Check every line below for the word "color" and copy each one that has it.
══ Excerpted data
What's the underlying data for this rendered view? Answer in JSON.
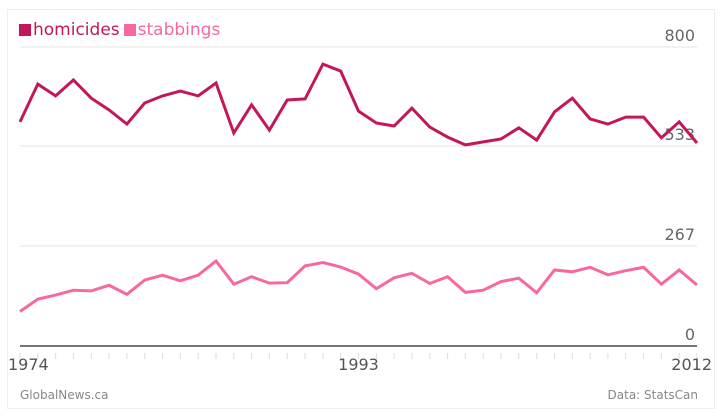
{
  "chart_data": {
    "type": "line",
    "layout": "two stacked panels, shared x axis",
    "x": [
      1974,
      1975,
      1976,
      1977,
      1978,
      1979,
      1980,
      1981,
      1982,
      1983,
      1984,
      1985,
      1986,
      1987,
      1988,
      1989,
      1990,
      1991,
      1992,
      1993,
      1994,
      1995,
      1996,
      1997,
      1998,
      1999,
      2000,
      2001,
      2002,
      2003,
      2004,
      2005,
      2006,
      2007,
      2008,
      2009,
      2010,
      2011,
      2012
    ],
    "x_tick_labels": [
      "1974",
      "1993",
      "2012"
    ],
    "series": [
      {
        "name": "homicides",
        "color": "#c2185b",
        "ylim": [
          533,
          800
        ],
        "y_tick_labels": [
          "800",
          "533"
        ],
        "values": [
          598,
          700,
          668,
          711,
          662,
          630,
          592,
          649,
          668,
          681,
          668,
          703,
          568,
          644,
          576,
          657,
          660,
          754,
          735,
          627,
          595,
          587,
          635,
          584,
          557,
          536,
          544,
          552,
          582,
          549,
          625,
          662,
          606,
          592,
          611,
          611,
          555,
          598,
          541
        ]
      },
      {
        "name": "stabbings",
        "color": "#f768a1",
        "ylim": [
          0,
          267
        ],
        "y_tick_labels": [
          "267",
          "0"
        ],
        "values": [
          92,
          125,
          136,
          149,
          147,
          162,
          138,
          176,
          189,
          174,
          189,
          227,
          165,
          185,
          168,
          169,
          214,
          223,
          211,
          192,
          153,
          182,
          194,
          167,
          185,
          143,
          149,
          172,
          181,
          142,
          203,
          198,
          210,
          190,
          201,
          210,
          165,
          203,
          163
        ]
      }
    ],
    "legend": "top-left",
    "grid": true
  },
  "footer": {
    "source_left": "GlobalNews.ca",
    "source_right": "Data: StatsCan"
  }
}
════
══ Excerpted data
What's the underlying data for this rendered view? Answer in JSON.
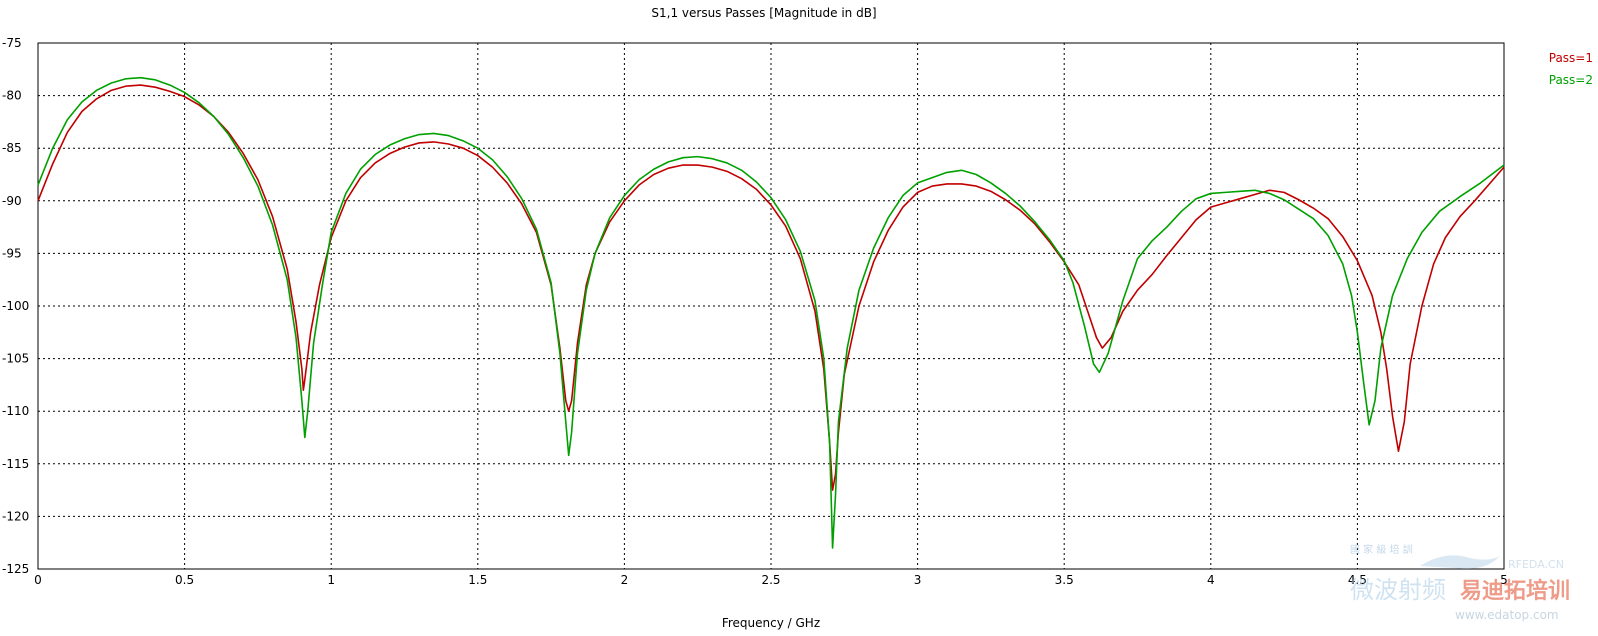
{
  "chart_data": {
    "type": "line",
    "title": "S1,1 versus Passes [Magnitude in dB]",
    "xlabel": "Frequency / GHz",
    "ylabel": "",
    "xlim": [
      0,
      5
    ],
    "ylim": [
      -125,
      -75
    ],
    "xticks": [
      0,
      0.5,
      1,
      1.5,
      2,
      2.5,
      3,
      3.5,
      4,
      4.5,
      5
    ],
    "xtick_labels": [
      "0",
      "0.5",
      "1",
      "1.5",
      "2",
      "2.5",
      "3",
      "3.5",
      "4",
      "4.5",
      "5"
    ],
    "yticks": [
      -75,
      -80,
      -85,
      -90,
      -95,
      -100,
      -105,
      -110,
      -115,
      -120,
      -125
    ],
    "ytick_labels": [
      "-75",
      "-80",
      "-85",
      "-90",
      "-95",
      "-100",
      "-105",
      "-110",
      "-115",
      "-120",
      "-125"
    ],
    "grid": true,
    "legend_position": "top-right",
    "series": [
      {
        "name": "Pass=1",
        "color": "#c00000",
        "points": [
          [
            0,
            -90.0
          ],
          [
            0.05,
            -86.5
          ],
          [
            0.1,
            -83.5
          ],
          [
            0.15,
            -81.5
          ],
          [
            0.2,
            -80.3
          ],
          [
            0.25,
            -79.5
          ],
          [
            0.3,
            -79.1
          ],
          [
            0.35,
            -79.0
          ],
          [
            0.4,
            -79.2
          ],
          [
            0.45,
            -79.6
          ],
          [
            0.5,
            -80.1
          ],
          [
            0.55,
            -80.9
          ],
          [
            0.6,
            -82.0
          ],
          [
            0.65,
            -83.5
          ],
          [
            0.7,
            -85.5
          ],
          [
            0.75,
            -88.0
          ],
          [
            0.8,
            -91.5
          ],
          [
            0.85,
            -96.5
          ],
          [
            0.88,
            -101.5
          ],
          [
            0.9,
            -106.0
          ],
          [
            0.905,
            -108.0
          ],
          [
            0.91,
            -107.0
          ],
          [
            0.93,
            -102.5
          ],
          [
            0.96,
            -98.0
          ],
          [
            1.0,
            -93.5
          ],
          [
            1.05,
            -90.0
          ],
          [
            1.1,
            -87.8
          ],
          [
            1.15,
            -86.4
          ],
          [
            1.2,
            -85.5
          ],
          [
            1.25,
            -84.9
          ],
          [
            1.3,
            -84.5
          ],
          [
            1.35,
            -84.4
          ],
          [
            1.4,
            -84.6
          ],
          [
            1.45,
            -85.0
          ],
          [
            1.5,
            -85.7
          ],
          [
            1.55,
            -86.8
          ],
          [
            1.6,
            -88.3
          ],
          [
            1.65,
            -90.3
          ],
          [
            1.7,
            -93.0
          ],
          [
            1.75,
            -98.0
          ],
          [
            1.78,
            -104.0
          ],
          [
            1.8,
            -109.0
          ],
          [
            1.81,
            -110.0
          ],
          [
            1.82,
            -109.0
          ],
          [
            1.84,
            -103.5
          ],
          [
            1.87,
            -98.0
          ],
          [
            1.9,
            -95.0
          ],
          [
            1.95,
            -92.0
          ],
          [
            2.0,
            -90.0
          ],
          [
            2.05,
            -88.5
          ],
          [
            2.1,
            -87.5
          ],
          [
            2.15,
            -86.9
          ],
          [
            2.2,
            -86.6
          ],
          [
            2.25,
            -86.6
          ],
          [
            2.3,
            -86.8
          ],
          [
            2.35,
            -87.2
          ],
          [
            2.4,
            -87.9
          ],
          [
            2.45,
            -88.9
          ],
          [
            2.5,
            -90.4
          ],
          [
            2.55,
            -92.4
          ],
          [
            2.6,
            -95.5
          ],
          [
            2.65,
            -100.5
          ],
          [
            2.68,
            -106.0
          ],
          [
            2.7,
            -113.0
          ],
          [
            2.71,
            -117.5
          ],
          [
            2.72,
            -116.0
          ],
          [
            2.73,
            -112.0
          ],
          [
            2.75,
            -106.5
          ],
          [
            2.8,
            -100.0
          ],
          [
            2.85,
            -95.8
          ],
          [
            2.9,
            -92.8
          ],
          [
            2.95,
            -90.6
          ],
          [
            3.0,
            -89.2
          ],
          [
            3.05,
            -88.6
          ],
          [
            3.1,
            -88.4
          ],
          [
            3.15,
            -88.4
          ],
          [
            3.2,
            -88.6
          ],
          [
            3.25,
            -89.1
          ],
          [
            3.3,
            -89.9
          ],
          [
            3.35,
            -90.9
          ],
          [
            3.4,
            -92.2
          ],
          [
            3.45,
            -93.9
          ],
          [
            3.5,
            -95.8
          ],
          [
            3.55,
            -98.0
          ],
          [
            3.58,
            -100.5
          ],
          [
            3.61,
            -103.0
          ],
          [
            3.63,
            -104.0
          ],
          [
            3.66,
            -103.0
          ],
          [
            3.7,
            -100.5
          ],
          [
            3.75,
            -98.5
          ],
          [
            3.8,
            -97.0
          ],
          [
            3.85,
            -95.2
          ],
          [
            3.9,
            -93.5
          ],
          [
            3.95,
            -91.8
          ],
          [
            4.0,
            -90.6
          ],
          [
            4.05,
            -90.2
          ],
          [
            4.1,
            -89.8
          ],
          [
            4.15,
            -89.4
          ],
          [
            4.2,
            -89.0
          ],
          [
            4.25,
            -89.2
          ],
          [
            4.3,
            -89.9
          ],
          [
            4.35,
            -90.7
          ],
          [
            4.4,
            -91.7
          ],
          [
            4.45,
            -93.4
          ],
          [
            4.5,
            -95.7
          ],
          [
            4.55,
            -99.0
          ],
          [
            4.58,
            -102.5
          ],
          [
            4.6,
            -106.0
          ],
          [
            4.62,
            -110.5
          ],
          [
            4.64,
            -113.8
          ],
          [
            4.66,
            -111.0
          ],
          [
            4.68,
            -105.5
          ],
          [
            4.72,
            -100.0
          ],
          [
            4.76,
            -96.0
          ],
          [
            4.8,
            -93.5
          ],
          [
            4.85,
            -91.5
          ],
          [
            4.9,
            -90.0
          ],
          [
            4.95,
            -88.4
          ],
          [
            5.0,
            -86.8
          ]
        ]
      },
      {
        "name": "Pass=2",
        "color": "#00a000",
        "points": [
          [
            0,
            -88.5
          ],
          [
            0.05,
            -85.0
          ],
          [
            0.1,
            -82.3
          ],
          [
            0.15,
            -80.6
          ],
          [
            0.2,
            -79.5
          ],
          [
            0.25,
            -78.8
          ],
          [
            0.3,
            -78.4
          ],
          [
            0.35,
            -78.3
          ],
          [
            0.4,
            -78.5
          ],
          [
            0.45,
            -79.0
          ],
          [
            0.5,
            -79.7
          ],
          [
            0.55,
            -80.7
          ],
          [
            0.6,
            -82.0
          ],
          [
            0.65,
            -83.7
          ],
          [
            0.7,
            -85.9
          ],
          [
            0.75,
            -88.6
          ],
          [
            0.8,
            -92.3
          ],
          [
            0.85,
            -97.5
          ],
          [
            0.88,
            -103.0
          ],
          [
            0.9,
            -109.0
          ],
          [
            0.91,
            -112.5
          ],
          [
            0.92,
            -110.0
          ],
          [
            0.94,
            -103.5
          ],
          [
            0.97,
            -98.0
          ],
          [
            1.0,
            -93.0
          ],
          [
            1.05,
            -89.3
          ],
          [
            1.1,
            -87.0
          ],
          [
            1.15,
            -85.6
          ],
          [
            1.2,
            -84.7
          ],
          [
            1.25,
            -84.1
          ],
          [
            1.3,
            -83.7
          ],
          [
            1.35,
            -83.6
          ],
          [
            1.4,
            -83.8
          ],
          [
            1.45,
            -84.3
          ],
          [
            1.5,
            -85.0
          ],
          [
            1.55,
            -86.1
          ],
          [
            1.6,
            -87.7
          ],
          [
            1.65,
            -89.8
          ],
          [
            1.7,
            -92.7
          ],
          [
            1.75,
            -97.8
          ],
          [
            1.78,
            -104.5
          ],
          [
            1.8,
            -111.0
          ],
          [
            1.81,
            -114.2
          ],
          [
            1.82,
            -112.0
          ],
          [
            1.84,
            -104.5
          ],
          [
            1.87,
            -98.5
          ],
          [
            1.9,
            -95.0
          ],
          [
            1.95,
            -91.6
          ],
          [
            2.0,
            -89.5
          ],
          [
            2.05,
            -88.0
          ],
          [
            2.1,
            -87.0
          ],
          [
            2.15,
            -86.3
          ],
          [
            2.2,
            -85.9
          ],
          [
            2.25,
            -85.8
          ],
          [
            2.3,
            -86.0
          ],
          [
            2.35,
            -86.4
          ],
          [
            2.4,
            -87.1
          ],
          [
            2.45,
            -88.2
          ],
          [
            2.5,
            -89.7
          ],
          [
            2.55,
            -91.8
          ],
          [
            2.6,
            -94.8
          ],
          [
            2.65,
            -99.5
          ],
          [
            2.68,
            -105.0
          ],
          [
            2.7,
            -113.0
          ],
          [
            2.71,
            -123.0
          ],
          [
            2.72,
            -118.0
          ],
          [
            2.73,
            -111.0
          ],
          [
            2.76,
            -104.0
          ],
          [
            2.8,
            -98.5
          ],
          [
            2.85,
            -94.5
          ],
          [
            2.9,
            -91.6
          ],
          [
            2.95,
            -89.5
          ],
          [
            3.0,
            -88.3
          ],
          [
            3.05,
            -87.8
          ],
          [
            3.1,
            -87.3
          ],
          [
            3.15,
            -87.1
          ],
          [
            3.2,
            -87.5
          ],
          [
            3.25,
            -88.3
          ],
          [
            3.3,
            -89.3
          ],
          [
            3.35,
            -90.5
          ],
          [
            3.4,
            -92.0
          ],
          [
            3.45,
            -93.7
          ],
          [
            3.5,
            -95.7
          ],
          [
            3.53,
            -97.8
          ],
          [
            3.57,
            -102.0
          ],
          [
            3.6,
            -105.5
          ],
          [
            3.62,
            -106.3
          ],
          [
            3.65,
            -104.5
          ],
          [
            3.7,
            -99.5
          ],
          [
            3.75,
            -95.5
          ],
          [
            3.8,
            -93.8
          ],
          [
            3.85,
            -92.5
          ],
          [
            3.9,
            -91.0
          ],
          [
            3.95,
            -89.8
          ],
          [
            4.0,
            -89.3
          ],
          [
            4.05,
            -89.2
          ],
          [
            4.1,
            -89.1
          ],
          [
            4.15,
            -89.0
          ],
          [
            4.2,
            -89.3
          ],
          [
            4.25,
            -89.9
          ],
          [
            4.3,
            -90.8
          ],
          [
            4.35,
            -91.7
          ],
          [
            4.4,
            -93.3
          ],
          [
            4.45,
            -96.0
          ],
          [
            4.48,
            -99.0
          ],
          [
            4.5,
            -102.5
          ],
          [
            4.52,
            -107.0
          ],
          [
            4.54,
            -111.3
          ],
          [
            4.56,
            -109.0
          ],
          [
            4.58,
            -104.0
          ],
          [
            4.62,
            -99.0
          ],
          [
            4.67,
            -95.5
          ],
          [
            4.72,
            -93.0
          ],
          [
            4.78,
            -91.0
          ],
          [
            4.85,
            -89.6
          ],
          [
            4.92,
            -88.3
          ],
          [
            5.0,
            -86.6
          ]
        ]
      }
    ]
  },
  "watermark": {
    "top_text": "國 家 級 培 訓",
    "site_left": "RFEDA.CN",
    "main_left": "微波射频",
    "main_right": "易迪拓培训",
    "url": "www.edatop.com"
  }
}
════
# Exercise output
        "color": "#c2185b",
        "color": "#f768a1",
        "color": "#c00000",
        "color": "#00a000",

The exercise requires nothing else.